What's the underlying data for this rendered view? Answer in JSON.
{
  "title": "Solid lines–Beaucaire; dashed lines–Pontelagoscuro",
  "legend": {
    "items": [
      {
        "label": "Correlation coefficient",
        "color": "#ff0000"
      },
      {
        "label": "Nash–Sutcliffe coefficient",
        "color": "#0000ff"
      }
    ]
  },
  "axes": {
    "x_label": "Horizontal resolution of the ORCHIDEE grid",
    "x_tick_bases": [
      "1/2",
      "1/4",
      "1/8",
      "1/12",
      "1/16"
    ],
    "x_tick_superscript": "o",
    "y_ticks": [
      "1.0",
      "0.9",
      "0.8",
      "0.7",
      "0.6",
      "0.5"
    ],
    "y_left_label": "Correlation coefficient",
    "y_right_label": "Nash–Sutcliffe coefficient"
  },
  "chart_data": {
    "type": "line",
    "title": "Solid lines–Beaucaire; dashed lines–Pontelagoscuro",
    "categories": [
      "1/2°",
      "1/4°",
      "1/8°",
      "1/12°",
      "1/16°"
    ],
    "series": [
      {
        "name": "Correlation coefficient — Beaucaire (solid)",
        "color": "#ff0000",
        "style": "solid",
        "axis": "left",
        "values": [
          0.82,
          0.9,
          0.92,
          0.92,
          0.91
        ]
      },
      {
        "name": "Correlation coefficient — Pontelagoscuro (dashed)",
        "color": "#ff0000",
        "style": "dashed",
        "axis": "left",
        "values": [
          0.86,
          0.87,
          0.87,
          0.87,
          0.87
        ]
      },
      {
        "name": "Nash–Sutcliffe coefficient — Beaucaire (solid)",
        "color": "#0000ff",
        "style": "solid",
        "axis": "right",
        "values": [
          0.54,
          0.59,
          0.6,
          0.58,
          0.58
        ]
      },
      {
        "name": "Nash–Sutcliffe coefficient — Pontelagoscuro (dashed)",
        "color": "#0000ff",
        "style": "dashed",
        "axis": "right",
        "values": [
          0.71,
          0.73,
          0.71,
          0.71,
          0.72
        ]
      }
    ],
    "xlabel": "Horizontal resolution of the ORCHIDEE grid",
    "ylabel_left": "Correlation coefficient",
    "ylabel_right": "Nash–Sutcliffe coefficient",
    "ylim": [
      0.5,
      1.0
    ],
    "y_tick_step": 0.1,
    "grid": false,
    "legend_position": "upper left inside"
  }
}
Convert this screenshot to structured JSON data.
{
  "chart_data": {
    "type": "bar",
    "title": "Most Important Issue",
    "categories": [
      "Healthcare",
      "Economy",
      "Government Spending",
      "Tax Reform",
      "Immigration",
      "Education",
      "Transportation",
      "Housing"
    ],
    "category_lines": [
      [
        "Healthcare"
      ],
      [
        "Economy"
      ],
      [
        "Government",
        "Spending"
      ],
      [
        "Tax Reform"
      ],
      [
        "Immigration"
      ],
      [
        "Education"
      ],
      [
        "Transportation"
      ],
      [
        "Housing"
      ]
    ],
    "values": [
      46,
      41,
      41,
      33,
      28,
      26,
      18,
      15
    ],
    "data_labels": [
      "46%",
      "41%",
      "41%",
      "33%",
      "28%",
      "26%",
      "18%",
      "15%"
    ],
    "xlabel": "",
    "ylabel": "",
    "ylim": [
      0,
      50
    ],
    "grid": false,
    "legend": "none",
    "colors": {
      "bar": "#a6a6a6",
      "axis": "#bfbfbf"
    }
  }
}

◆ ◆ ◆ ◆

What you need to do> Whenever "JSON" turns up in a line, pick that line out.

Solution to this task>
What's the underlying data for this rendered view? Answer in JSON.
Convert this screenshot to structured JSON data.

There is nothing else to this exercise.